_DIRECTIONS FOR THIS TASK_
Which lines of the records contain "animales"? Collect every one of them.

_RAW RECORDS_

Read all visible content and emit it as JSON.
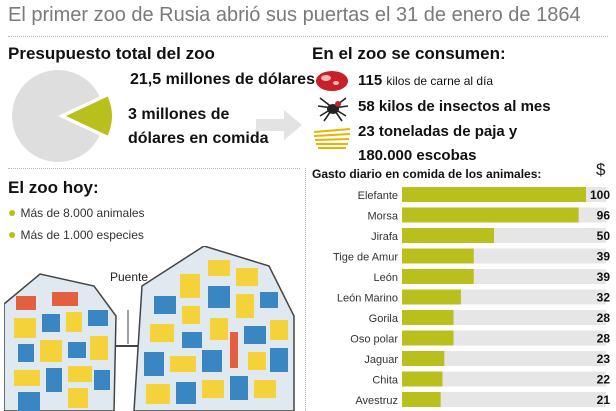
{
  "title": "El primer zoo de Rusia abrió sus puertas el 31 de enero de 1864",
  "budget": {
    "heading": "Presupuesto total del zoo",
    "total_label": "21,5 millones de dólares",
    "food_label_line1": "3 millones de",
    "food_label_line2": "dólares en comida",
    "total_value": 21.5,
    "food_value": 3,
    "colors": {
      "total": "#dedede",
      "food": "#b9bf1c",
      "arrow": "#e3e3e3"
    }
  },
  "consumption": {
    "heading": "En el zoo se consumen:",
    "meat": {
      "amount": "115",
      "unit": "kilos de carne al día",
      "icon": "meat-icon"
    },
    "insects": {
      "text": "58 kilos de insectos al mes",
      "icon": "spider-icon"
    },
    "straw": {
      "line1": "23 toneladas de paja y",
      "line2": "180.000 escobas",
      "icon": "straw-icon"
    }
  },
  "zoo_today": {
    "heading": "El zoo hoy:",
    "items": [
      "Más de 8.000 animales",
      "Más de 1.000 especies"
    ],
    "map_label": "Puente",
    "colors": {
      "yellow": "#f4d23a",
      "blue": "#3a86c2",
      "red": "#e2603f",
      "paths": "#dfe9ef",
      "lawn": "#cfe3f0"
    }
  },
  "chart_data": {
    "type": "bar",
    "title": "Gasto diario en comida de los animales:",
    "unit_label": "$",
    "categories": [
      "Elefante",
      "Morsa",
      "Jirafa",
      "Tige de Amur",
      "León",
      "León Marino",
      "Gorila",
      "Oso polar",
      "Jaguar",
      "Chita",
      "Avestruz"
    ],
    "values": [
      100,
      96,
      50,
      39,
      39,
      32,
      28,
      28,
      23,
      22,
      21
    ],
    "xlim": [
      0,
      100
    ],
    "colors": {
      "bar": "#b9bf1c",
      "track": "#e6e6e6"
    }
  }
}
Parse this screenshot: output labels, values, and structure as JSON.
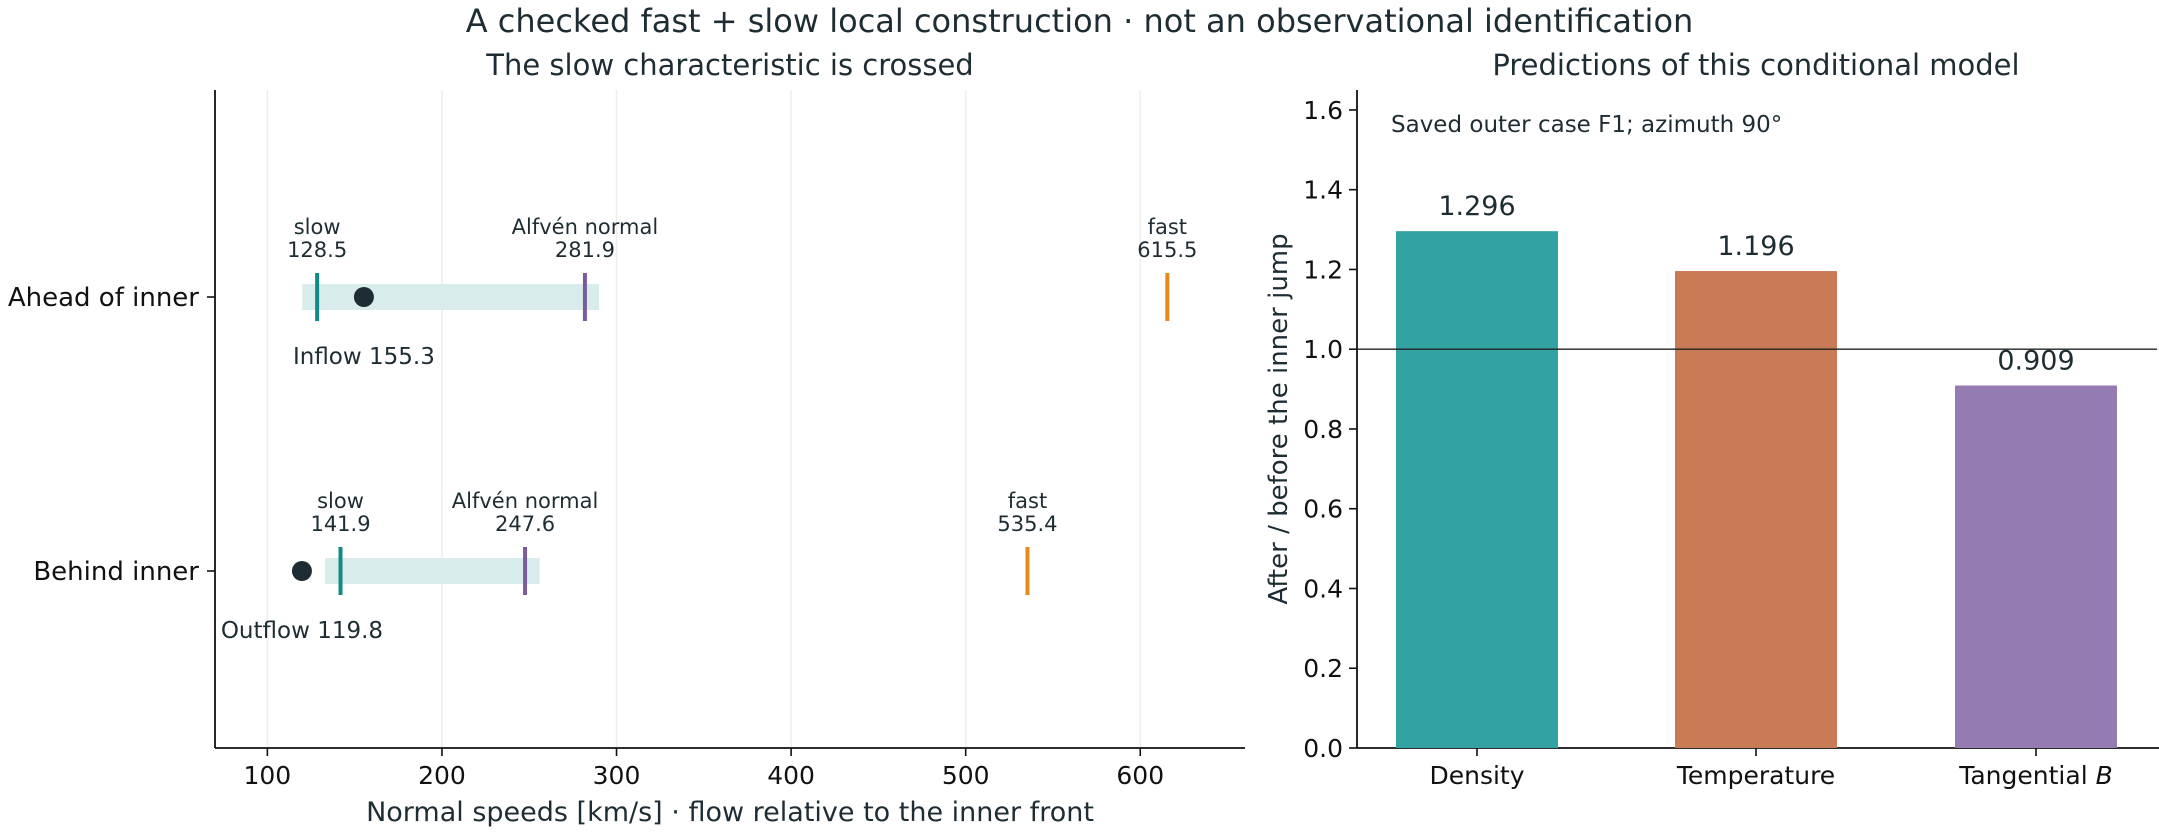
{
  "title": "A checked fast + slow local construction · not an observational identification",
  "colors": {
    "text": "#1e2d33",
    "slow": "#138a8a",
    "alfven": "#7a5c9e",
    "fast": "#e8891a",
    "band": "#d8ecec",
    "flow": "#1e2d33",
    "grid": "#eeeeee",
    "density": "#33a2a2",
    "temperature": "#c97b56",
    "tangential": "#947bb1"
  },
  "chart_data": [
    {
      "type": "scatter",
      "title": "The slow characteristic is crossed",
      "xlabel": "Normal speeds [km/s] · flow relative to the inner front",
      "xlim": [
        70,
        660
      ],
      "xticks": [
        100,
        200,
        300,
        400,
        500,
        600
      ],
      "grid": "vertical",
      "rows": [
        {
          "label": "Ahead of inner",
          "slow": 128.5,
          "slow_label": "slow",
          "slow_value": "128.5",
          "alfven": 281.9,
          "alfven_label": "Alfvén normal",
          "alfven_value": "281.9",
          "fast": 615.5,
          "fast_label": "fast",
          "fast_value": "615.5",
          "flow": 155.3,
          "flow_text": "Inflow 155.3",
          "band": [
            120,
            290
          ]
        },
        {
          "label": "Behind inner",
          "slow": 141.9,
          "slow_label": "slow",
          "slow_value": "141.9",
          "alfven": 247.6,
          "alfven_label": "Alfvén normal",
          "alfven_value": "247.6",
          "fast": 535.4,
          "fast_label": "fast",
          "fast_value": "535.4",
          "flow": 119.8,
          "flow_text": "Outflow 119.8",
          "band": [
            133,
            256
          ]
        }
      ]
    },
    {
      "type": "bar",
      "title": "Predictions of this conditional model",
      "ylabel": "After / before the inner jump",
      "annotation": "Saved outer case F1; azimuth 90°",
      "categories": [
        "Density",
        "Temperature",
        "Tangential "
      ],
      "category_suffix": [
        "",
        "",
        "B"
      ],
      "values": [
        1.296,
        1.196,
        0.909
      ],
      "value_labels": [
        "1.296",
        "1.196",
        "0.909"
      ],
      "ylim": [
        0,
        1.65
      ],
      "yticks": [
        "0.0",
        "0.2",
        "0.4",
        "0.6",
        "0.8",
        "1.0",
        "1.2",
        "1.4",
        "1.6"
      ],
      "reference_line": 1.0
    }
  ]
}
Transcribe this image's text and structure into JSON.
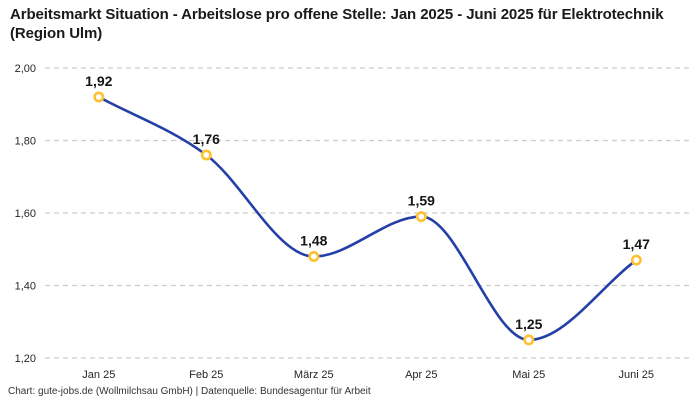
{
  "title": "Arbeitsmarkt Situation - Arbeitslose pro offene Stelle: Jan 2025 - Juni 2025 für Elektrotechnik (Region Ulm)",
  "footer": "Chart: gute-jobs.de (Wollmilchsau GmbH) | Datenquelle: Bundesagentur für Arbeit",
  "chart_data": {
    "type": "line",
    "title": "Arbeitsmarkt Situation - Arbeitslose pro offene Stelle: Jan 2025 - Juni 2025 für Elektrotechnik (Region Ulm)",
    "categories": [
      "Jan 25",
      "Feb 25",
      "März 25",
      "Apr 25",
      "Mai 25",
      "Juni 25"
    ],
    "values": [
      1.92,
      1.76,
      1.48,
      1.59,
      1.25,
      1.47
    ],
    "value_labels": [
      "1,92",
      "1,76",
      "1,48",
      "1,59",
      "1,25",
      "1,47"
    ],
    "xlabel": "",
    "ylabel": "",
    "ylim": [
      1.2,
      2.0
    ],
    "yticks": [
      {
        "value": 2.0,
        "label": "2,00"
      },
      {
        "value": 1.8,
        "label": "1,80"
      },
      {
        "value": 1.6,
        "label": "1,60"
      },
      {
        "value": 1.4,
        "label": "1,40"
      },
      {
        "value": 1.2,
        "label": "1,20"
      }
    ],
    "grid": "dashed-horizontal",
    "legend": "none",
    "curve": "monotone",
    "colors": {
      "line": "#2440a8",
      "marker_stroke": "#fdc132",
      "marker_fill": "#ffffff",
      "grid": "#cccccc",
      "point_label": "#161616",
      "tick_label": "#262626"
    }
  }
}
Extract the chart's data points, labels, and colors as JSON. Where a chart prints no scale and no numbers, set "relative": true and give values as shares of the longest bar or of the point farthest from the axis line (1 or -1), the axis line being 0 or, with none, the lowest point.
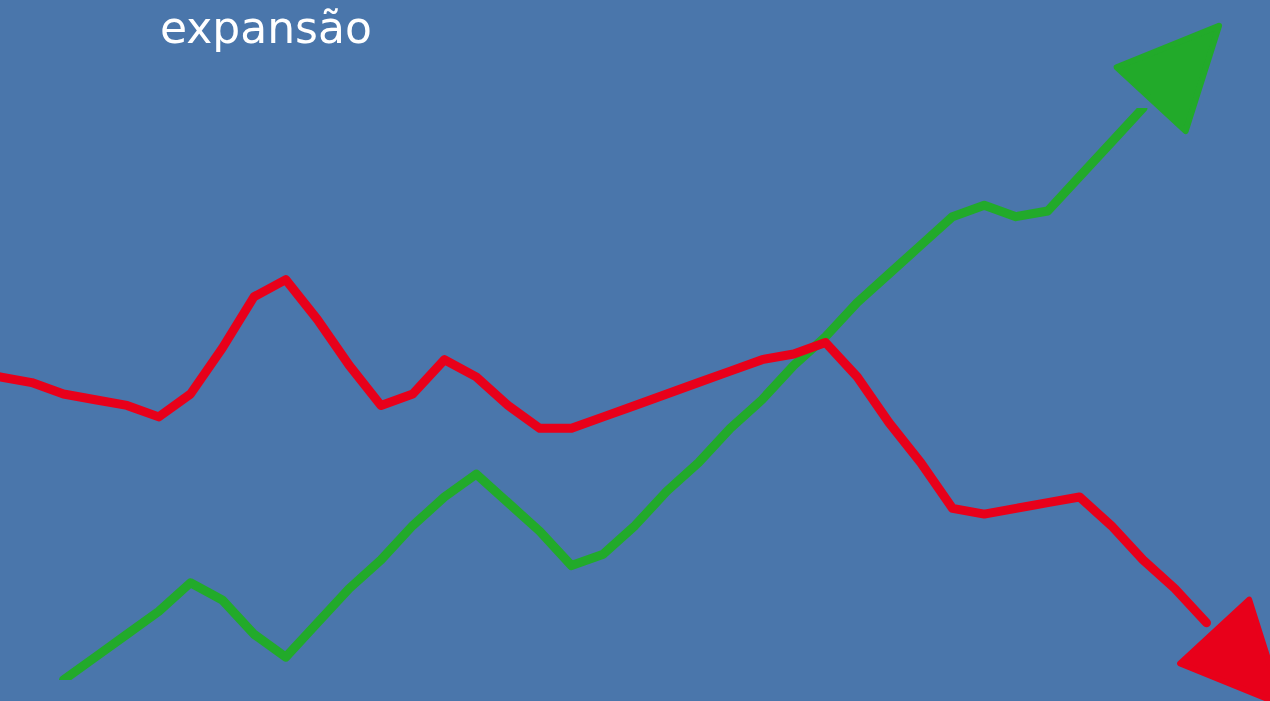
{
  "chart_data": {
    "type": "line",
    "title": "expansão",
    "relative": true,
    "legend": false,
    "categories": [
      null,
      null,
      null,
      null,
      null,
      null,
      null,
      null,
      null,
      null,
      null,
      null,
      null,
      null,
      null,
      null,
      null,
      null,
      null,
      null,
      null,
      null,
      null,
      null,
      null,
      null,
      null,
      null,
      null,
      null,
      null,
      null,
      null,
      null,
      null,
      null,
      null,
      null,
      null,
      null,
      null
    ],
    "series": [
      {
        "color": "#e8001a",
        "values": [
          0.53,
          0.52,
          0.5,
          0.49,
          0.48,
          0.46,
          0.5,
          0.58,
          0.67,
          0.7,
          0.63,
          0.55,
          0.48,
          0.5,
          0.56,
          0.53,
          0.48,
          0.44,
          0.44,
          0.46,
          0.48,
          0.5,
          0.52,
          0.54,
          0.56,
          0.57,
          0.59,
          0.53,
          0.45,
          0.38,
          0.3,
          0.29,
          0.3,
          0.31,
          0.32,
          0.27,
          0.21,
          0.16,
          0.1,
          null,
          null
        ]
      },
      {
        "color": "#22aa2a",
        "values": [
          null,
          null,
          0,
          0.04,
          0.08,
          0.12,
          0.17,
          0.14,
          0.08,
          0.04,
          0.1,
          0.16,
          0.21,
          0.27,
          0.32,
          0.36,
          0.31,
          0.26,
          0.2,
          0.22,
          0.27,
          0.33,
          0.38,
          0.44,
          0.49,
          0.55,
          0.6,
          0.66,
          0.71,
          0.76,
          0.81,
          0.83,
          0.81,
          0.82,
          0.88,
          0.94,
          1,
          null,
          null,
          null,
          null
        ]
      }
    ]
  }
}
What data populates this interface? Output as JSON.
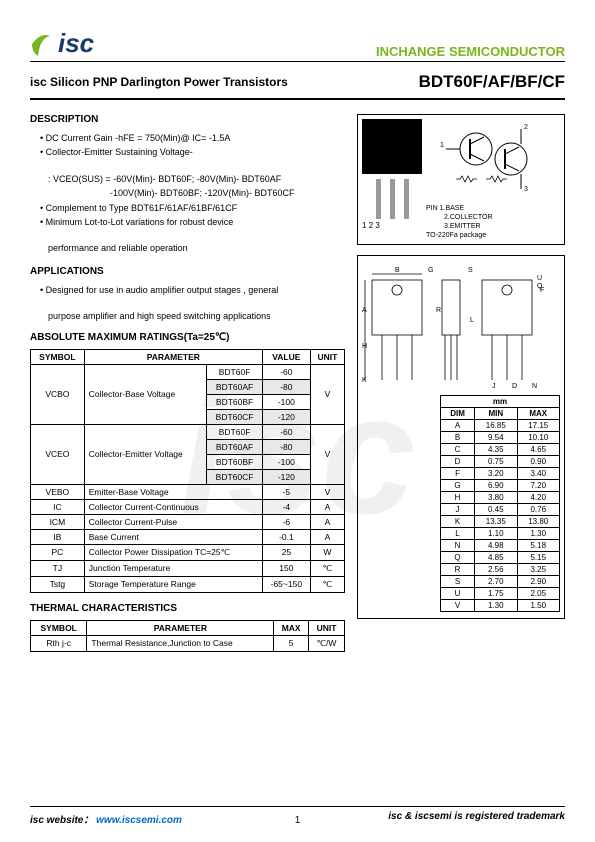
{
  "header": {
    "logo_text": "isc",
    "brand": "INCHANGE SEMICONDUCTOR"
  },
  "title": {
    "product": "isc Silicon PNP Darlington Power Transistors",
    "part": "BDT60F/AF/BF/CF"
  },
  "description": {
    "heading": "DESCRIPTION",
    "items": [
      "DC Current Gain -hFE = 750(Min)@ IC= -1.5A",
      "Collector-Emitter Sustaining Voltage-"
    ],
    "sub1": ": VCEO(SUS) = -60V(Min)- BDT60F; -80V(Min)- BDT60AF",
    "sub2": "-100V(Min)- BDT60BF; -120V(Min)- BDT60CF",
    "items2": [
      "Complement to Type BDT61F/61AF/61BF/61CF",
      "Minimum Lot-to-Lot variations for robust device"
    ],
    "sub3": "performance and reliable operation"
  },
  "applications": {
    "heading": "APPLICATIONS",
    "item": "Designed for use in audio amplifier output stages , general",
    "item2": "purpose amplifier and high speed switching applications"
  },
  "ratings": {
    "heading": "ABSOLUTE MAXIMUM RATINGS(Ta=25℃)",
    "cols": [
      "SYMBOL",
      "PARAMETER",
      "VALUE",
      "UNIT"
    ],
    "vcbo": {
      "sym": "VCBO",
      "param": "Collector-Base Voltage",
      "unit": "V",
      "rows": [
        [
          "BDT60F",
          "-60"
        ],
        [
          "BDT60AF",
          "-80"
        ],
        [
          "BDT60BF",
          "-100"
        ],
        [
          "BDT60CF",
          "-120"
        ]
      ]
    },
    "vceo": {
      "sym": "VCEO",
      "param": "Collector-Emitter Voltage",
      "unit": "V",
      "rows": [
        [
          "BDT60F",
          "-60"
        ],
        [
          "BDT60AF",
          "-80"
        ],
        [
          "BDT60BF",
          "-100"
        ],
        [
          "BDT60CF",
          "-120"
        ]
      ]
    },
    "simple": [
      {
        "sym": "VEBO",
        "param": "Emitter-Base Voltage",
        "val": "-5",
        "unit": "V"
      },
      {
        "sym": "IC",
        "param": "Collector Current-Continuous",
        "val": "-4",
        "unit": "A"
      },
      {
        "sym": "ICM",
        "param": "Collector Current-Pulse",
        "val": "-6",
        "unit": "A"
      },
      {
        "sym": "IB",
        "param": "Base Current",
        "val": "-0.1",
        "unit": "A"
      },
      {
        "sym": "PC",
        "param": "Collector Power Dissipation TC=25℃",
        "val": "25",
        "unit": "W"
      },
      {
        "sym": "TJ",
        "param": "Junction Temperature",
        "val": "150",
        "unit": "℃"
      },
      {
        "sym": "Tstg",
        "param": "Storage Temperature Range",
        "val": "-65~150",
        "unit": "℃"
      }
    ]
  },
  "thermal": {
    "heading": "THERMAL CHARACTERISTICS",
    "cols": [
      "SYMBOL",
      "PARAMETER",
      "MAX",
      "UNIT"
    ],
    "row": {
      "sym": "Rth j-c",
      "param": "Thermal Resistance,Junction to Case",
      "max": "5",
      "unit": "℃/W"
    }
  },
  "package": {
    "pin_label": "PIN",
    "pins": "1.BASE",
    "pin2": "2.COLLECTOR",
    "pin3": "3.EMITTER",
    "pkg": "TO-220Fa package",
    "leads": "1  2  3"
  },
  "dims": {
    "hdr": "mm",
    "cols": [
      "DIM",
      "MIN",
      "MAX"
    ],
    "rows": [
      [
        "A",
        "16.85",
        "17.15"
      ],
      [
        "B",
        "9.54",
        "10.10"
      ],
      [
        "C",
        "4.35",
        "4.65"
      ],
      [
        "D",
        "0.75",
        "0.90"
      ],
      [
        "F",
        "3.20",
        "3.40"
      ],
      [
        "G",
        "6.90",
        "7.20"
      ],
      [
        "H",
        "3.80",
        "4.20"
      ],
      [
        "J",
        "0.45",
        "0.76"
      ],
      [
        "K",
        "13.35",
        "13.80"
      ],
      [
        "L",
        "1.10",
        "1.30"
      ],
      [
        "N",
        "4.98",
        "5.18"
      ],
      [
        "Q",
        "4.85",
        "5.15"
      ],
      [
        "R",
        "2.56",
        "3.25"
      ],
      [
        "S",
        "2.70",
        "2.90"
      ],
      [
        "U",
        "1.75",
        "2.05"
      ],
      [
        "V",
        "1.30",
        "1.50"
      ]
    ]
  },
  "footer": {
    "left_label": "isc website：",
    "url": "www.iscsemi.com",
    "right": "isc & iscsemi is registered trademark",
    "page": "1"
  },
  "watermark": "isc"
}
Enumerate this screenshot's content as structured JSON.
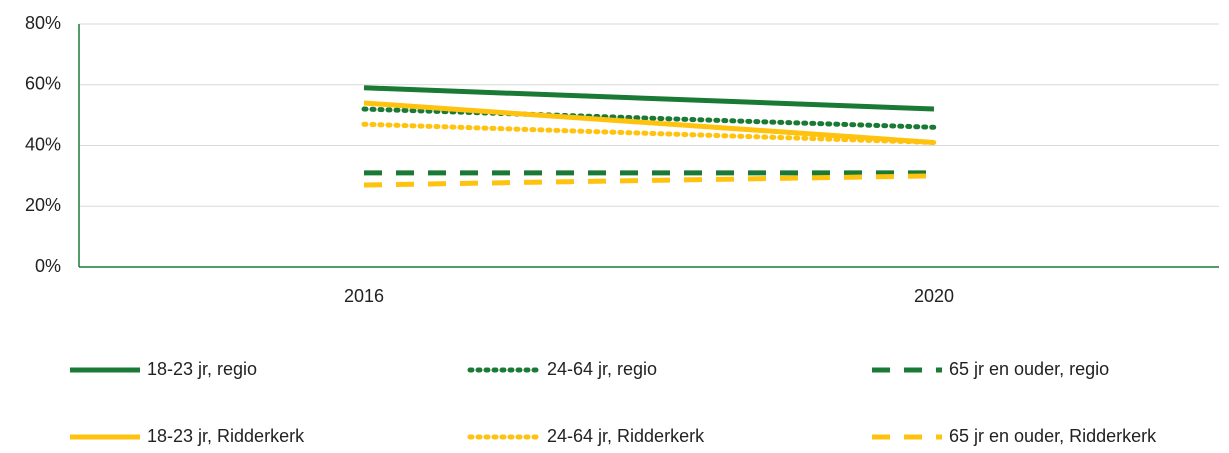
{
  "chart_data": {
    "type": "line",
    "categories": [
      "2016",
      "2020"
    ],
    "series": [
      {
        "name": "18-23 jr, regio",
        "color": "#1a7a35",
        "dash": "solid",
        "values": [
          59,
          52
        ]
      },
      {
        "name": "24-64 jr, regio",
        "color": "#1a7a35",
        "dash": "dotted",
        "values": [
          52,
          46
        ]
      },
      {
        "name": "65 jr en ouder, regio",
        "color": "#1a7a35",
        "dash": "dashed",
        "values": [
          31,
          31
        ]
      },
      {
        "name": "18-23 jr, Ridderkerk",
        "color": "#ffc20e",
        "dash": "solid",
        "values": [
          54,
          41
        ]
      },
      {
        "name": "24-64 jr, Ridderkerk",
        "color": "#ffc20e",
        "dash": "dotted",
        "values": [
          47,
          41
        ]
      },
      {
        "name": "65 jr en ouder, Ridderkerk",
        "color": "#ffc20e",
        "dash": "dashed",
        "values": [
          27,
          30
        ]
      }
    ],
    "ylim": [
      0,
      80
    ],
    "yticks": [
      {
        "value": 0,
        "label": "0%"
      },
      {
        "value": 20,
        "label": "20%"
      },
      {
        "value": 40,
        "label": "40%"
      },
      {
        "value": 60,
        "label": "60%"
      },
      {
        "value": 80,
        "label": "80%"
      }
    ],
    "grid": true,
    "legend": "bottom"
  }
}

_COMPLETED EXERCISE_
      "Más de 8.000 animales",
    "title": "Gasto diario en comida de los animales:",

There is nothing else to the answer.